'''
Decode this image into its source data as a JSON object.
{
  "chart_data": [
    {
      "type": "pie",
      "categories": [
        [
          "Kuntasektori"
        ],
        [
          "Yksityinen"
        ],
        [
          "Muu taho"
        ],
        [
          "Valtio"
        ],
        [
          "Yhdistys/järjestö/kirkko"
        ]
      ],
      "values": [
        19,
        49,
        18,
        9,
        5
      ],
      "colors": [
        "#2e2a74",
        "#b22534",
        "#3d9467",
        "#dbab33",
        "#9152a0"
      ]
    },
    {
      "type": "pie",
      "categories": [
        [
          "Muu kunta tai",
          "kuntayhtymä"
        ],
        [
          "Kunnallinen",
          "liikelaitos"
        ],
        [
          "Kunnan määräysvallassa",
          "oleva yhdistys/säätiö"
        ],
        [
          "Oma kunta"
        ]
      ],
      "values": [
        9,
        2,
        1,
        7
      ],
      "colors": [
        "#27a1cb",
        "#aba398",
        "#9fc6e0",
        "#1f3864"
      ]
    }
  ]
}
'''
THE EXERCISE →
Please output the entries above, every line exactly as it reads.

EXERCISE OUTPUT →
Decode this image into its source data as a JSON object.
{
  "chart_data": [
    {
      "type": "pie",
      "categories": [
        [
          "Kuntasektori"
        ],
        [
          "Yksityinen"
        ],
        [
          "Muu taho"
        ],
        [
          "Valtio"
        ],
        [
          "Yhdistys/järjestö/kirkko"
        ]
      ],
      "values": [
        19,
        49,
        18,
        9,
        5
      ],
      "colors": [
        "#2e2a74",
        "#b22534",
        "#3d9467",
        "#dbab33",
        "#9152a0"
      ]
    },
    {
      "type": "pie",
      "categories": [
        [
          "Muu kunta tai",
          "kuntayhtymä"
        ],
        [
          "Kunnallinen",
          "liikelaitos"
        ],
        [
          "Kunnan määräysvallassa",
          "oleva yhdistys/säätiö"
        ],
        [
          "Oma kunta"
        ]
      ],
      "values": [
        9,
        2,
        1,
        7
      ],
      "colors": [
        "#27a1cb",
        "#aba398",
        "#9fc6e0",
        "#1f3864"
      ]
    }
  ]
}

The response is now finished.